DATA ROWS →

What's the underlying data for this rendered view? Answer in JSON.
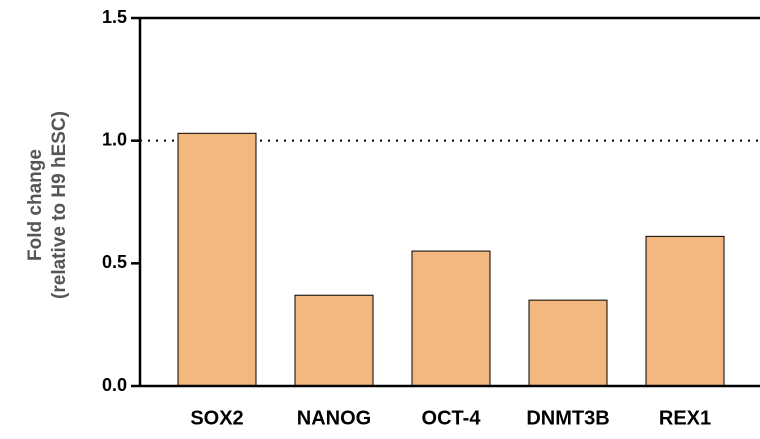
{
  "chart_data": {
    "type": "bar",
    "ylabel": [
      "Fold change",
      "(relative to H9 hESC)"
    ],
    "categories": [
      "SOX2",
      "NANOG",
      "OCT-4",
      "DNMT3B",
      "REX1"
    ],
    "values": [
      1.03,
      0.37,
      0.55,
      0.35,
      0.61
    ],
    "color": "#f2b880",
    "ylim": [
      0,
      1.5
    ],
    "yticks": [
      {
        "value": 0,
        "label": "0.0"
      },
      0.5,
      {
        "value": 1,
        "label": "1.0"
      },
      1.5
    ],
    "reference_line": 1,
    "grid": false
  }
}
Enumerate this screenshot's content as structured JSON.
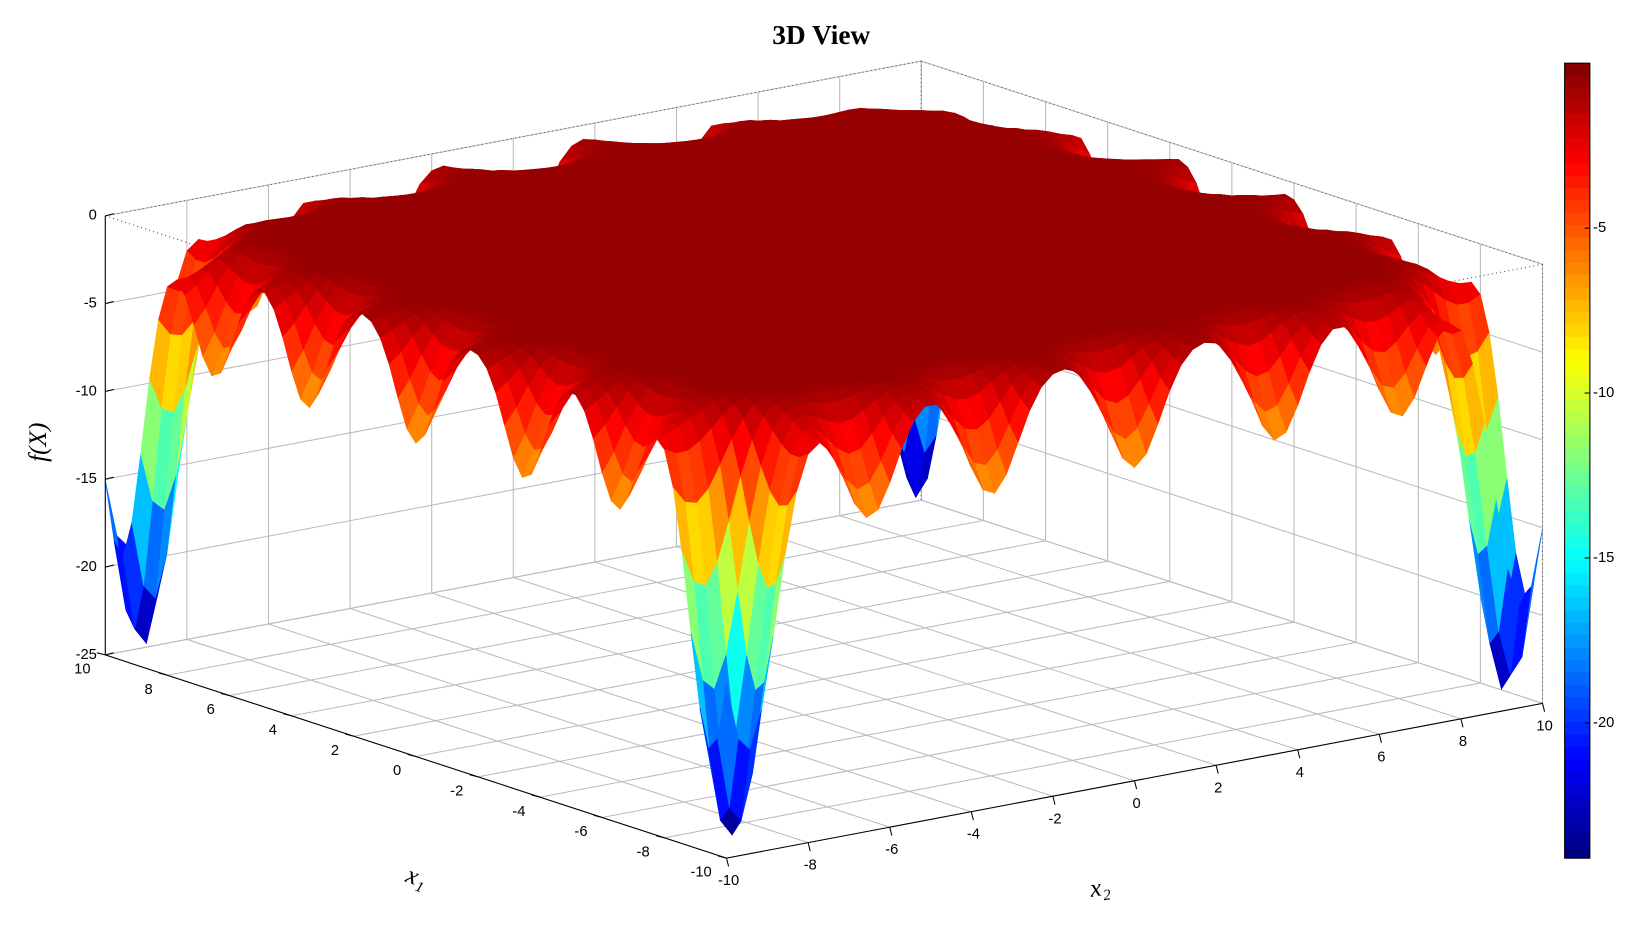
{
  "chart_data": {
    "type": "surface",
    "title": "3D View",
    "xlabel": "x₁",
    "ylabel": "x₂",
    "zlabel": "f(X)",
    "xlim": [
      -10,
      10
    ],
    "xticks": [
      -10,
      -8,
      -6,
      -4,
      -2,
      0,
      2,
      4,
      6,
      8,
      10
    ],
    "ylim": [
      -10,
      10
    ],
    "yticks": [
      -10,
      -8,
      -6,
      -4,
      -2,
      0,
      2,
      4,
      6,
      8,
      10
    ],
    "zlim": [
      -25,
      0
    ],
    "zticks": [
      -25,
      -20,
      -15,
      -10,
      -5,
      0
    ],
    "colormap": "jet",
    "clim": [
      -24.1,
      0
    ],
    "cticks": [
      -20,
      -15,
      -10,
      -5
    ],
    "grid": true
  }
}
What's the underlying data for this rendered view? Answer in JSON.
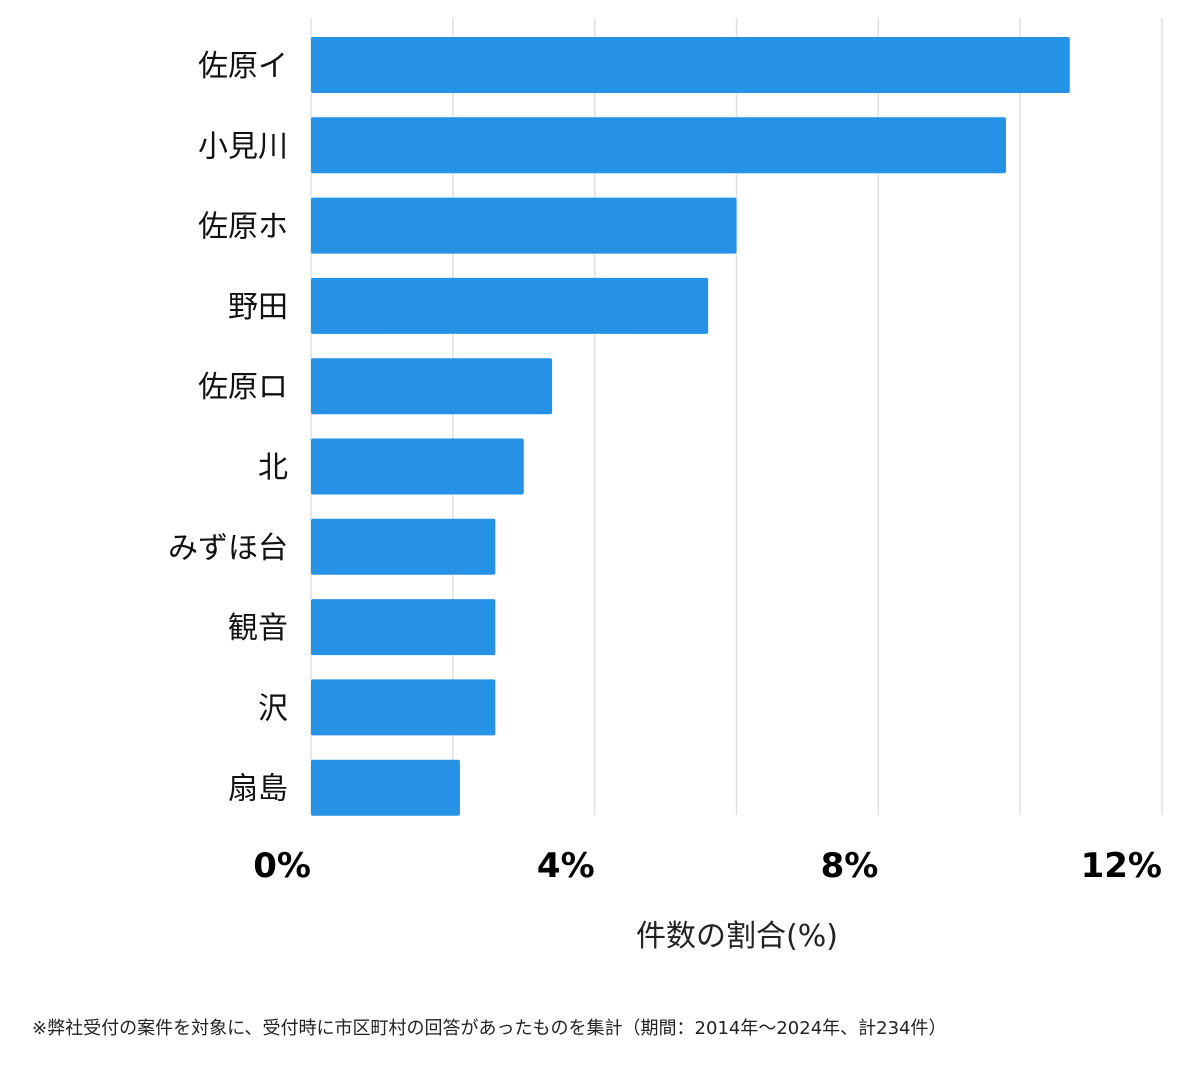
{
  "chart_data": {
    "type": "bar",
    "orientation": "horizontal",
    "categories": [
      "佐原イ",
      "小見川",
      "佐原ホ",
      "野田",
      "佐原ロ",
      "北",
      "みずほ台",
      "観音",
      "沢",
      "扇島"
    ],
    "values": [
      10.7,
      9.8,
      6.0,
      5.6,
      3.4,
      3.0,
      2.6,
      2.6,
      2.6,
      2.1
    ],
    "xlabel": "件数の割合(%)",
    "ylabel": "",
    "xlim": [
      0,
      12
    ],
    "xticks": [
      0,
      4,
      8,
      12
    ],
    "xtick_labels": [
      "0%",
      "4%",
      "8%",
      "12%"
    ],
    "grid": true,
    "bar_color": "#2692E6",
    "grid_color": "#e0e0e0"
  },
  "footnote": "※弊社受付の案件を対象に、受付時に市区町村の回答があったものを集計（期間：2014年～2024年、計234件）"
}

REQUEST →
Your task is to output exactly the lines from the line containing "Enumerate this screenshot's" through the last line, inclusive, leaving every picture out.

OUTPUT BELOW →
Enumerate this screenshot's content as structured JSON.
{
  "chart_data": {
    "type": "surface",
    "title": "3D View",
    "xlabel": "x₁",
    "ylabel": "x₂",
    "zlabel": "f(X)",
    "xlim": [
      -10,
      10
    ],
    "xticks": [
      -10,
      -8,
      -6,
      -4,
      -2,
      0,
      2,
      4,
      6,
      8,
      10
    ],
    "ylim": [
      -10,
      10
    ],
    "yticks": [
      -10,
      -8,
      -6,
      -4,
      -2,
      0,
      2,
      4,
      6,
      8,
      10
    ],
    "zlim": [
      -25,
      0
    ],
    "zticks": [
      -25,
      -20,
      -15,
      -10,
      -5,
      0
    ],
    "colormap": "jet",
    "clim": [
      -24.1,
      0
    ],
    "cticks": [
      -20,
      -15,
      -10,
      -5
    ],
    "grid": true
  }
}
What's the underlying data for this rendered view? Answer in JSON.
{
  "chart_data": {
    "type": "bar",
    "orientation": "horizontal",
    "categories": [
      "佐原イ",
      "小見川",
      "佐原ホ",
      "野田",
      "佐原ロ",
      "北",
      "みずほ台",
      "観音",
      "沢",
      "扇島"
    ],
    "values": [
      10.7,
      9.8,
      6.0,
      5.6,
      3.4,
      3.0,
      2.6,
      2.6,
      2.6,
      2.1
    ],
    "xlabel": "件数の割合(%)",
    "ylabel": "",
    "xlim": [
      0,
      12
    ],
    "xticks": [
      0,
      4,
      8,
      12
    ],
    "xtick_labels": [
      "0%",
      "4%",
      "8%",
      "12%"
    ],
    "grid": true,
    "bar_color": "#2692E6",
    "grid_color": "#e0e0e0"
  },
  "footnote": "※弊社受付の案件を対象に、受付時に市区町村の回答があったものを集計（期間：2014年～2024年、計234件）"
}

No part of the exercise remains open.